Task goal -> Among the lines below, count those with "MICEX". Give only the number.

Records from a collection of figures

▬▬▬

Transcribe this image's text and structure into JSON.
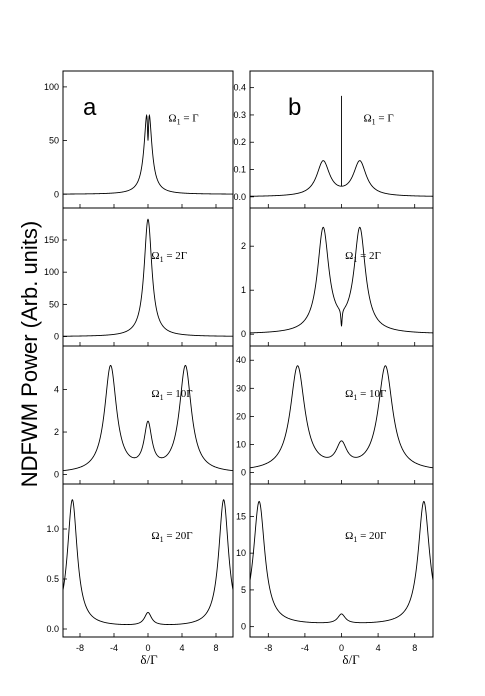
{
  "figure": {
    "ylabel": "NDFWM Power (Arb. units)",
    "columns": [
      {
        "letter": "a",
        "xlabel": "δ/Γ",
        "xticks": [
          "-8",
          "-4",
          "0",
          "4",
          "8"
        ]
      },
      {
        "letter": "b",
        "xlabel": "δ/Γ",
        "xticks": [
          "-8",
          "-4",
          "0",
          "4",
          "8"
        ]
      }
    ]
  },
  "chart_data": [
    {
      "type": "line",
      "column": "a",
      "row": 1,
      "annotation": "Ω₁ = Γ",
      "panel_letter": "a",
      "xlim": [
        -10,
        10
      ],
      "ylim": [
        -10,
        112
      ],
      "yticks": [
        "0",
        "50",
        "100"
      ],
      "peaks": [
        {
          "x": 0,
          "y": 98,
          "w": 0.45
        }
      ],
      "dip": {
        "x": 0,
        "depth": 48,
        "w": 0.1
      },
      "baseline": 0
    },
    {
      "type": "line",
      "column": "a",
      "row": 2,
      "annotation": "Ω₁ = 2Γ",
      "xlim": [
        -10,
        10
      ],
      "ylim": [
        -10,
        195
      ],
      "yticks": [
        "0",
        "50",
        "100",
        "150"
      ],
      "peaks": [
        {
          "x": 0,
          "y": 182,
          "w": 0.55
        }
      ],
      "baseline": 0
    },
    {
      "type": "line",
      "column": "a",
      "row": 3,
      "annotation": "Ω₁ = 10Γ",
      "xlim": [
        -10,
        10
      ],
      "ylim": [
        -0.3,
        5.9
      ],
      "yticks": [
        "0",
        "2",
        "4"
      ],
      "peaks": [
        {
          "x": -4.4,
          "y": 5.05,
          "w": 0.85
        },
        {
          "x": 0,
          "y": 2.15,
          "w": 0.55
        },
        {
          "x": 4.4,
          "y": 5.05,
          "w": 0.85
        }
      ],
      "baseline": 0.05
    },
    {
      "type": "line",
      "column": "a",
      "row": 4,
      "annotation": "Ω₁ = 20Γ",
      "xlim": [
        -10,
        10
      ],
      "ylim": [
        -0.05,
        1.42
      ],
      "yticks": [
        "0.0",
        "0.5",
        "1.0"
      ],
      "peaks": [
        {
          "x": -8.9,
          "y": 1.29,
          "w": 0.7
        },
        {
          "x": 0,
          "y": 0.15,
          "w": 0.5
        },
        {
          "x": 8.9,
          "y": 1.29,
          "w": 0.7
        }
      ],
      "baseline": 0.02
    },
    {
      "type": "line",
      "column": "b",
      "row": 1,
      "annotation": "Ω₁ = Γ",
      "panel_letter": "b",
      "xlim": [
        -10,
        10
      ],
      "ylim": [
        -0.03,
        0.45
      ],
      "yticks": [
        "0.0",
        "0.1",
        "0.2",
        "0.3",
        "0.4"
      ],
      "peaks": [
        {
          "x": -2,
          "y": 0.127,
          "w": 0.85
        },
        {
          "x": 2,
          "y": 0.127,
          "w": 0.85
        }
      ],
      "spike": {
        "x": 0,
        "y": 0.37
      },
      "baseline": 0.0
    },
    {
      "type": "line",
      "column": "b",
      "row": 2,
      "annotation": "Ω₁ = 2Γ",
      "xlim": [
        -10,
        10
      ],
      "ylim": [
        -0.2,
        2.8
      ],
      "yticks": [
        "0",
        "1",
        "2"
      ],
      "peaks": [
        {
          "x": -2,
          "y": 2.35,
          "w": 0.75
        },
        {
          "x": 2,
          "y": 2.35,
          "w": 0.75
        }
      ],
      "dip": {
        "x": 0,
        "depth": 0.4,
        "w": 0.08
      },
      "baseline": 0.0
    },
    {
      "type": "line",
      "column": "b",
      "row": 3,
      "annotation": "Ω₁ = 10Γ",
      "xlim": [
        -10,
        10
      ],
      "ylim": [
        -3,
        44
      ],
      "yticks": [
        "0",
        "10",
        "20",
        "30",
        "40"
      ],
      "peaks": [
        {
          "x": -4.8,
          "y": 37.5,
          "w": 0.95
        },
        {
          "x": 0,
          "y": 8.5,
          "w": 0.7
        },
        {
          "x": 4.8,
          "y": 37.5,
          "w": 0.95
        }
      ],
      "baseline": 0.3
    },
    {
      "type": "line",
      "column": "b",
      "row": 4,
      "annotation": "Ω₁ = 20Γ",
      "xlim": [
        -10,
        10
      ],
      "ylim": [
        -1,
        19
      ],
      "yticks": [
        "0",
        "5",
        "10",
        "15"
      ],
      "peaks": [
        {
          "x": -9,
          "y": 17,
          "w": 0.75
        },
        {
          "x": 0,
          "y": 1.5,
          "w": 0.5
        },
        {
          "x": 9,
          "y": 17,
          "w": 0.75
        }
      ],
      "baseline": 0.2
    }
  ]
}
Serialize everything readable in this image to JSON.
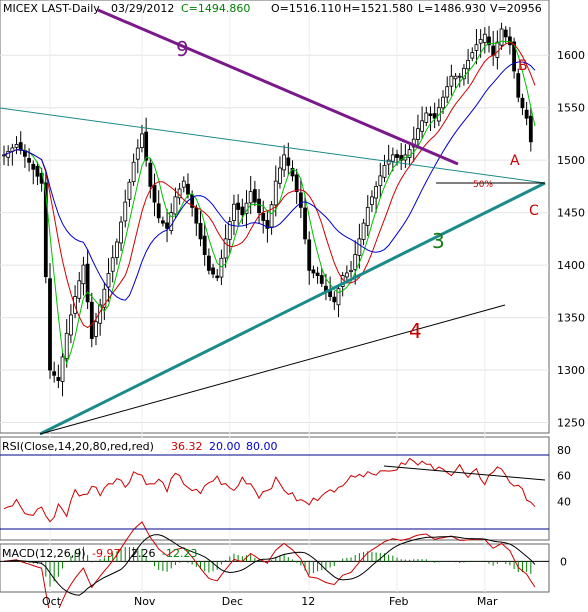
{
  "chart_data": [
    {
      "type": "candlestick",
      "title": "MICEX LAST-Daily",
      "header": {
        "symbol": "MICEX LAST-Daily",
        "date": "03/29/2012",
        "close": "C=1494.860",
        "open": "O=1516.110",
        "high": "H=1521.580",
        "low": "L=1486.930",
        "volume": "V=20956"
      },
      "x_ticks": [
        "Oct",
        "Nov",
        "Dec",
        "12",
        "Feb",
        "Mar"
      ],
      "y_ticks": [
        "1600",
        "1550",
        "1500",
        "1450",
        "1400",
        "1350",
        "1300",
        "1250"
      ],
      "ylim": [
        1240,
        1645
      ],
      "sessions": 127,
      "close_path": [
        [
          0,
          1505
        ],
        [
          3,
          1515
        ],
        [
          6,
          1498
        ],
        [
          9,
          1478
        ],
        [
          11,
          1300
        ],
        [
          13,
          1290
        ],
        [
          15,
          1335
        ],
        [
          17,
          1370
        ],
        [
          19,
          1400
        ],
        [
          21,
          1330
        ],
        [
          23,
          1362
        ],
        [
          25,
          1392
        ],
        [
          27,
          1422
        ],
        [
          29,
          1460
        ],
        [
          31,
          1498
        ],
        [
          33,
          1525
        ],
        [
          35,
          1475
        ],
        [
          37,
          1445
        ],
        [
          39,
          1435
        ],
        [
          41,
          1465
        ],
        [
          43,
          1480
        ],
        [
          45,
          1455
        ],
        [
          47,
          1425
        ],
        [
          49,
          1395
        ],
        [
          51,
          1388
        ],
        [
          53,
          1425
        ],
        [
          55,
          1458
        ],
        [
          57,
          1448
        ],
        [
          59,
          1470
        ],
        [
          61,
          1450
        ],
        [
          63,
          1435
        ],
        [
          65,
          1480
        ],
        [
          67,
          1505
        ],
        [
          69,
          1485
        ],
        [
          71,
          1455
        ],
        [
          73,
          1395
        ],
        [
          75,
          1390
        ],
        [
          77,
          1375
        ],
        [
          79,
          1365
        ],
        [
          81,
          1390
        ],
        [
          83,
          1395
        ],
        [
          85,
          1425
        ],
        [
          87,
          1455
        ],
        [
          89,
          1475
        ],
        [
          91,
          1495
        ],
        [
          93,
          1505
        ],
        [
          95,
          1500
        ],
        [
          97,
          1510
        ],
        [
          99,
          1530
        ],
        [
          101,
          1545
        ],
        [
          103,
          1540
        ],
        [
          105,
          1560
        ],
        [
          107,
          1580
        ],
        [
          109,
          1580
        ],
        [
          111,
          1595
        ],
        [
          113,
          1610
        ],
        [
          115,
          1620
        ],
        [
          117,
          1600
        ],
        [
          119,
          1625
        ],
        [
          121,
          1610
        ],
        [
          123,
          1560
        ],
        [
          125,
          1540
        ],
        [
          127,
          1495
        ]
      ],
      "annotations": {
        "line9": "9",
        "line3": "3",
        "line4": "4",
        "point_a": "A",
        "point_b": "B",
        "point_c": "C",
        "retrace": "50%"
      }
    },
    {
      "type": "line",
      "title": "RSI(Close,14,20,80,red,red)",
      "values": {
        "last": "36.32",
        "lower": "20.00",
        "upper": "80.00"
      },
      "y_ticks": [
        "80",
        "60",
        "40"
      ],
      "ylim": [
        10,
        90
      ],
      "rsi_path": [
        [
          0,
          32
        ],
        [
          3,
          40
        ],
        [
          6,
          28
        ],
        [
          9,
          36
        ],
        [
          11,
          22
        ],
        [
          13,
          38
        ],
        [
          15,
          30
        ],
        [
          17,
          48
        ],
        [
          19,
          44
        ],
        [
          21,
          52
        ],
        [
          23,
          47
        ],
        [
          25,
          55
        ],
        [
          27,
          58
        ],
        [
          29,
          52
        ],
        [
          31,
          63
        ],
        [
          33,
          60
        ],
        [
          35,
          52
        ],
        [
          37,
          56
        ],
        [
          39,
          50
        ],
        [
          41,
          60
        ],
        [
          43,
          55
        ],
        [
          45,
          49
        ],
        [
          47,
          45
        ],
        [
          49,
          55
        ],
        [
          51,
          58
        ],
        [
          53,
          52
        ],
        [
          55,
          48
        ],
        [
          57,
          58
        ],
        [
          59,
          54
        ],
        [
          61,
          45
        ],
        [
          63,
          50
        ],
        [
          65,
          56
        ],
        [
          67,
          50
        ],
        [
          69,
          44
        ],
        [
          71,
          40
        ],
        [
          73,
          38
        ],
        [
          75,
          43
        ],
        [
          77,
          50
        ],
        [
          79,
          45
        ],
        [
          81,
          55
        ],
        [
          83,
          62
        ],
        [
          85,
          58
        ],
        [
          87,
          66
        ],
        [
          89,
          60
        ],
        [
          91,
          66
        ],
        [
          93,
          64
        ],
        [
          95,
          70
        ],
        [
          97,
          73
        ],
        [
          99,
          67
        ],
        [
          101,
          70
        ],
        [
          103,
          63
        ],
        [
          105,
          68
        ],
        [
          107,
          61
        ],
        [
          109,
          67
        ],
        [
          111,
          57
        ],
        [
          113,
          63
        ],
        [
          115,
          55
        ],
        [
          117,
          64
        ],
        [
          119,
          66
        ],
        [
          121,
          56
        ],
        [
          123,
          50
        ],
        [
          125,
          44
        ],
        [
          127,
          37
        ]
      ]
    },
    {
      "type": "line",
      "title": "MACD(12,26,9)",
      "values": {
        "macd": "-9.97",
        "signal": "2.26",
        "hist": "-12.23"
      },
      "y_ticks": [
        "0"
      ],
      "ylim": [
        -20,
        10
      ]
    }
  ]
}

▬▬▬

Response below -> 2